WHAT IS ASKED >>
Skip any picture you find and retype all the remaining lines exactly.

Stored records:

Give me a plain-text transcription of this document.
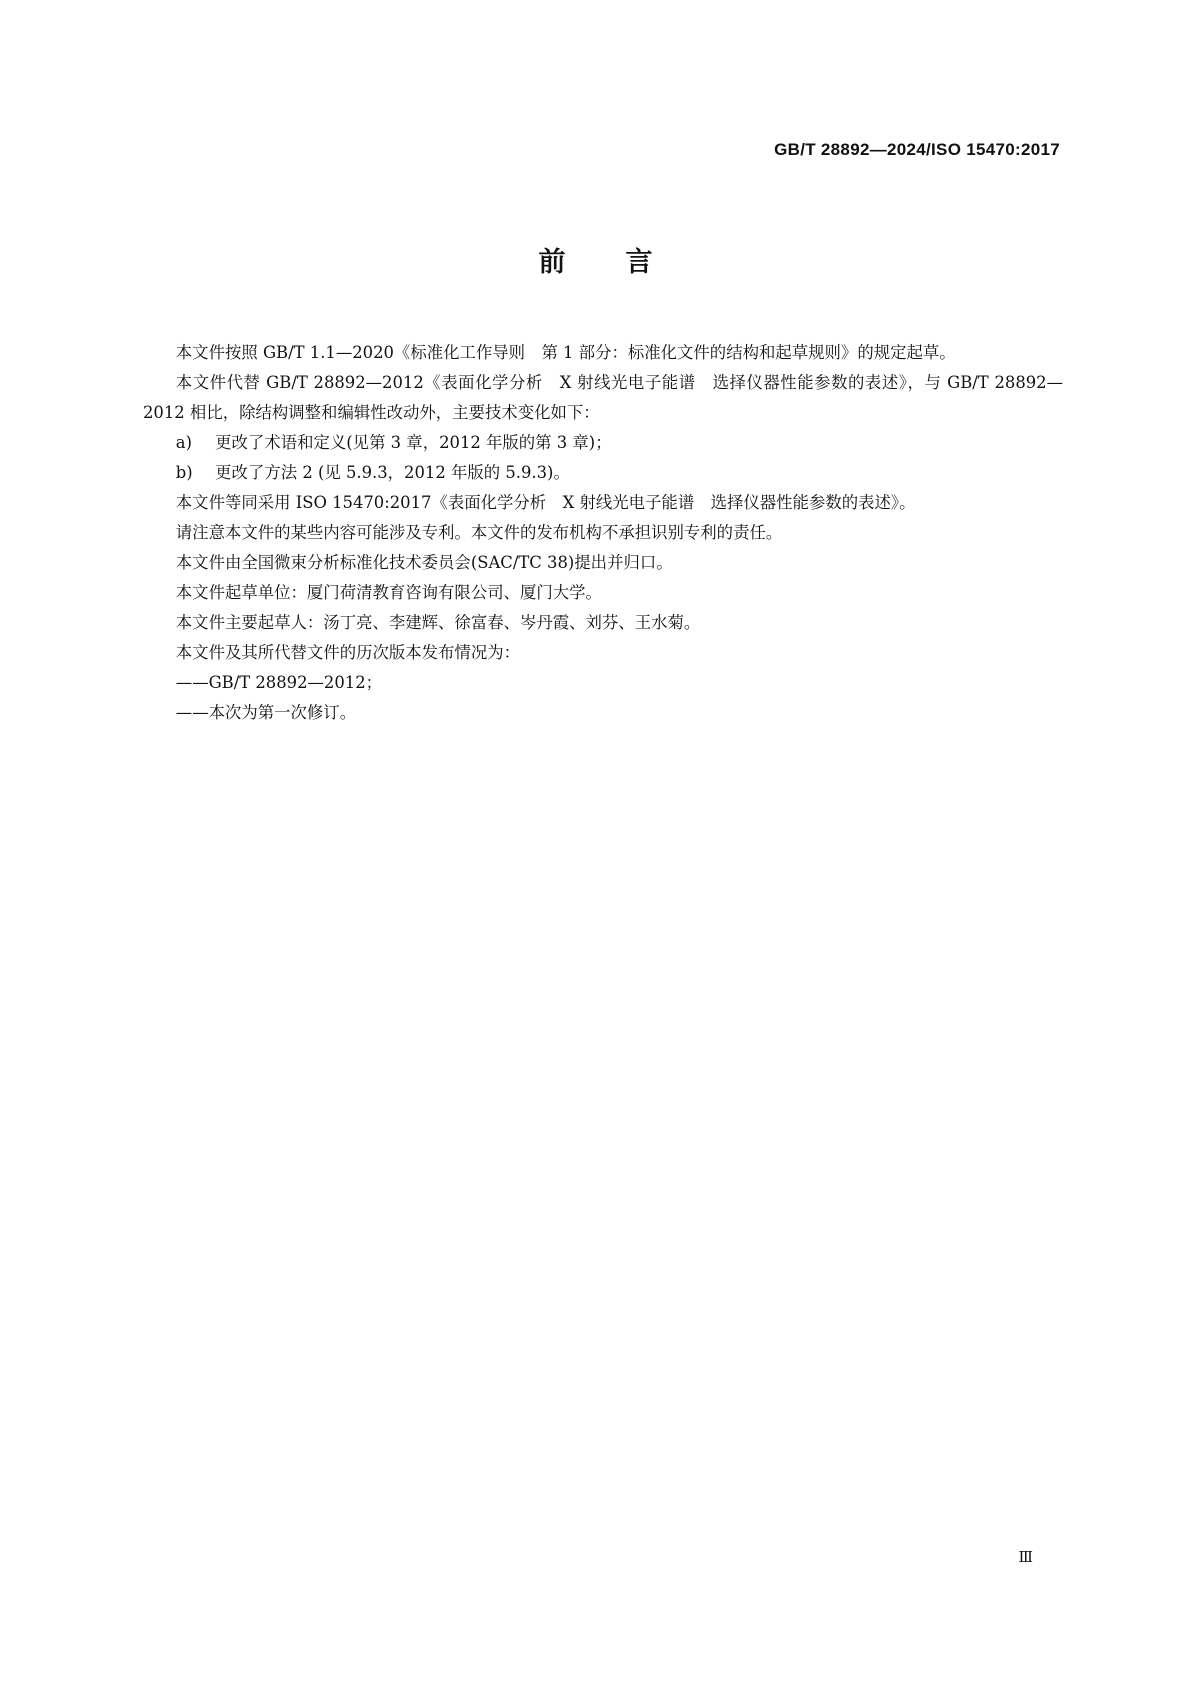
GB/T 28892—2024/ISO 15470:2017
前言

本文件按照 GB/T 1.1—2020《标准化工作导则　第 1 部分：标准化文件的结构和起草规则》的规定起草。

本文件代替 GB/T 28892—2012《表面化学分析　X 射线光电子能谱　选择仪器性能参数的表述》，与 GB/T 28892—2012 相比，除结构调整和编辑性改动外，主要技术变化如下：

a) 更改了术语和定义(见第 3 章，2012 年版的第 3 章)；

b) 更改了方法 2 (见 5.9.3，2012 年版的 5.9.3)。

本文件等同采用 ISO 15470:2017《表面化学分析　X 射线光电子能谱　选择仪器性能参数的表述》。

请注意本文件的某些内容可能涉及专利。本文件的发布机构不承担识别专利的责任。

本文件由全国微束分析标准化技术委员会(SAC/TC 38)提出并归口。

本文件起草单位：厦门荷清教育咨询有限公司、厦门大学。

本文件主要起草人：汤丁亮、李建辉、徐富春、岑丹霞、刘芬、王水菊。

本文件及其所代替文件的历次版本发布情况为：

——GB/T 28892—2012；

——本次为第一次修订。

Ⅲ
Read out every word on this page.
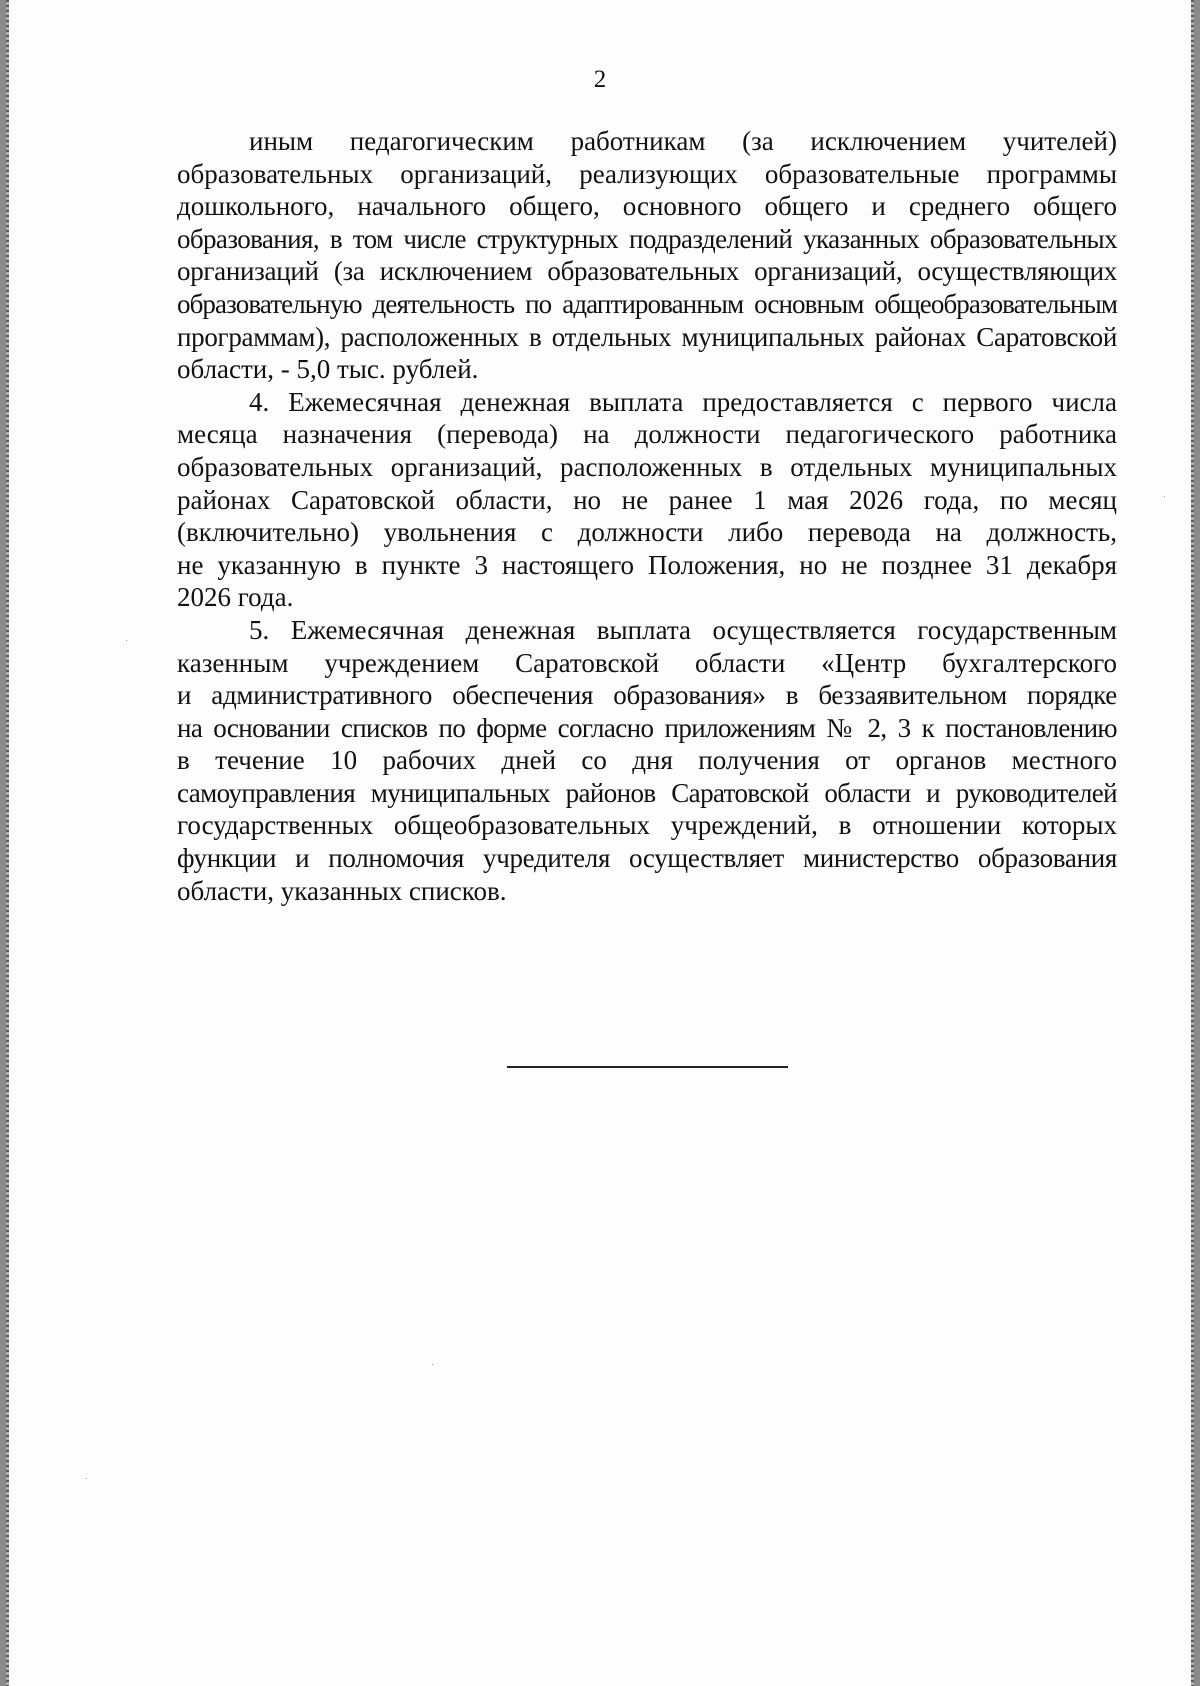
2
иным педагогическим работникам (за исключением учителей)
образовательных организаций, реализующих образовательные программы
дошкольного, начального общего, основного общего и среднего общего
образования, в том числе структурных подразделений указанных образовательных
организаций (за исключением образовательных организаций, осуществляющих
образовательную деятельность по адаптированным основным общеобразовательным
программам), расположенных в отдельных муниципальных районах Саратовской
области, - 5,0 тыс. рублей.
4. Ежемесячная денежная выплата предоставляется с первого числа
месяца назначения (перевода) на должности педагогического работника
образовательных организаций, расположенных в отдельных муниципальных
районах Саратовской области, но не ранее 1 мая 2026 года, по месяц
(включительно) увольнения с должности либо перевода на должность,
не указанную в пункте 3 настоящего Положения, но не позднее 31 декабря
2026 года.
5. Ежемесячная денежная выплата осуществляется государственным
казенным учреждением Саратовской области «Центр бухгалтерского
и административного обеспечения образования» в беззаявительном порядке
на основании списков по форме согласно приложениям № 2, 3 к постановлению
в течение 10 рабочих дней со дня получения от органов местного
самоуправления муниципальных районов Саратовской области и руководителей
государственных общеобразовательных учреждений, в отношении которых
функции и полномочия учредителя осуществляет министерство образования
области, указанных списков.
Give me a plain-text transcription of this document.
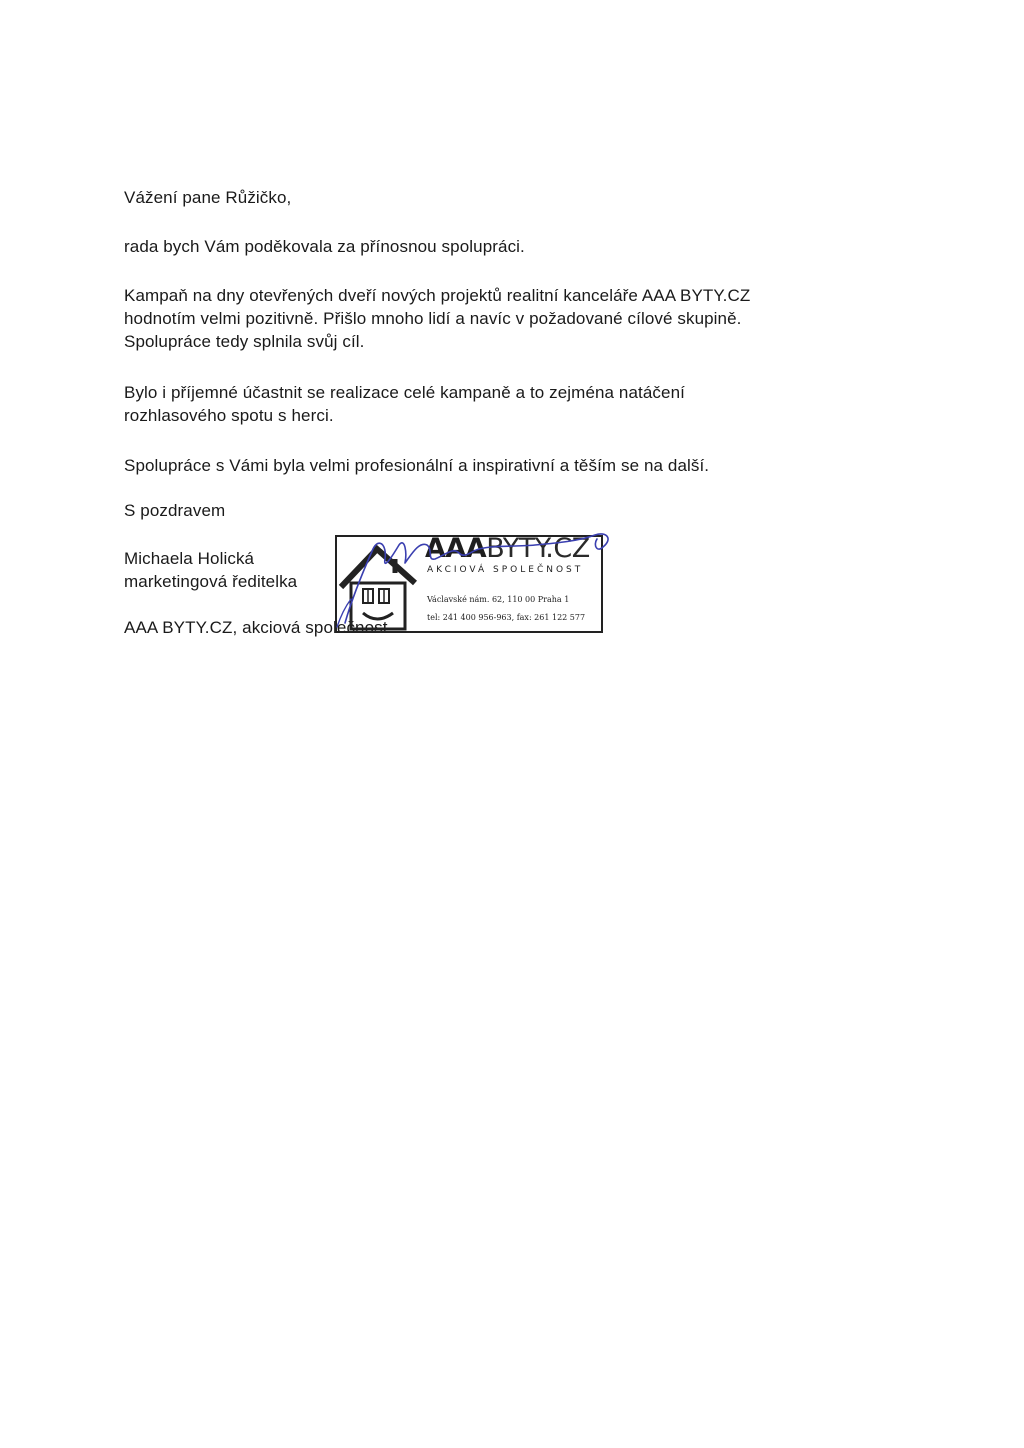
Vážení pane Růžičko,

rada bych Vám poděkovala za přínosnou spolupráci.

Kampaň na dny otevřených dveří nových projektů realitní kanceláře AAA BYTY.CZ
hodnotím velmi pozitivně. Přišlo mnoho lidí a navíc v požadované cílové skupině.
Spolupráce tedy splnila svůj cíl.

Bylo i příjemné účastnit se realizace celé kampaně a to zejména natáčení
rozhlasového spotu s herci.

Spolupráce s Vámi byla velmi profesionální a inspirativní a těším se na další.

S pozdravem

Michaela Holická
marketingová ředitelka

AAA BYTY.CZ, akciová společnost

AAABYTY.CZ
AKCIOVÁ SPOLEČNOST
Václavské nám. 62, 110 00 Praha 1
tel: 241 400 956-963, fax: 261 122 577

TASK RESPONSE >>
Give me a plain-text transcription of this document.
GB/T 28892—2024/ISO 15470:2017
前言

本文件按照 GB/T 1.1—2020《标准化工作导则　第 1 部分：标准化文件的结构和起草规则》的规定起草。

本文件代替 GB/T 28892—2012《表面化学分析　X 射线光电子能谱　选择仪器性能参数的表述》，与 GB/T 28892—2012 相比，除结构调整和编辑性改动外，主要技术变化如下：

a) 更改了术语和定义(见第 3 章，2012 年版的第 3 章)；

b) 更改了方法 2 (见 5.9.3，2012 年版的 5.9.3)。

本文件等同采用 ISO 15470:2017《表面化学分析　X 射线光电子能谱　选择仪器性能参数的表述》。

请注意本文件的某些内容可能涉及专利。本文件的发布机构不承担识别专利的责任。

本文件由全国微束分析标准化技术委员会(SAC/TC 38)提出并归口。

本文件起草单位：厦门荷清教育咨询有限公司、厦门大学。

本文件主要起草人：汤丁亮、李建辉、徐富春、岑丹霞、刘芬、王水菊。

本文件及其所代替文件的历次版本发布情况为：

——GB/T 28892—2012；

——本次为第一次修订。

Ⅲ
Read out every word on this page.
2
иным педагогическим работникам (за исключением учителей)
образовательных организаций, реализующих образовательные программы
дошкольного, начального общего, основного общего и среднего общего
образования, в том числе структурных подразделений указанных образовательных
организаций (за исключением образовательных организаций, осуществляющих
образовательную деятельность по адаптированным основным общеобразовательным
программам), расположенных в отдельных муниципальных районах Саратовской
области, - 5,0 тыс. рублей.
4. Ежемесячная денежная выплата предоставляется с первого числа
месяца назначения (перевода) на должности педагогического работника
образовательных организаций, расположенных в отдельных муниципальных
районах Саратовской области, но не ранее 1 мая 2026 года, по месяц
(включительно) увольнения с должности либо перевода на должность,
не указанную в пункте 3 настоящего Положения, но не позднее 31 декабря
2026 года.
5. Ежемесячная денежная выплата осуществляется государственным
казенным учреждением Саратовской области «Центр бухгалтерского
и административного обеспечения образования» в беззаявительном порядке
на основании списков по форме согласно приложениям № 2, 3 к постановлению
в течение 10 рабочих дней со дня получения от органов местного
самоуправления муниципальных районов Саратовской области и руководителей
государственных общеобразовательных учреждений, в отношении которых
функции и полномочия учредителя осуществляет министерство образования
области, указанных списков.
Give me a plain-text transcription of this document.
Vážení pane Růžičko,

rada bych Vám poděkovala za přínosnou spolupráci.

Kampaň na dny otevřených dveří nových projektů realitní kanceláře AAA BYTY.CZ
hodnotím velmi pozitivně. Přišlo mnoho lidí a navíc v požadované cílové skupině.
Spolupráce tedy splnila svůj cíl.

Bylo i příjemné účastnit se realizace celé kampaně a to zejména natáčení
rozhlasového spotu s herci.

Spolupráce s Vámi byla velmi profesionální a inspirativní a těším se na další.

S pozdravem

Michaela Holická
marketingová ředitelka

AAA BYTY.CZ, akciová společnost

AAABYTY.CZ
AKCIOVÁ SPOLEČNOST
Václavské nám. 62, 110 00 Praha 1
tel: 241 400 956-963, fax: 261 122 577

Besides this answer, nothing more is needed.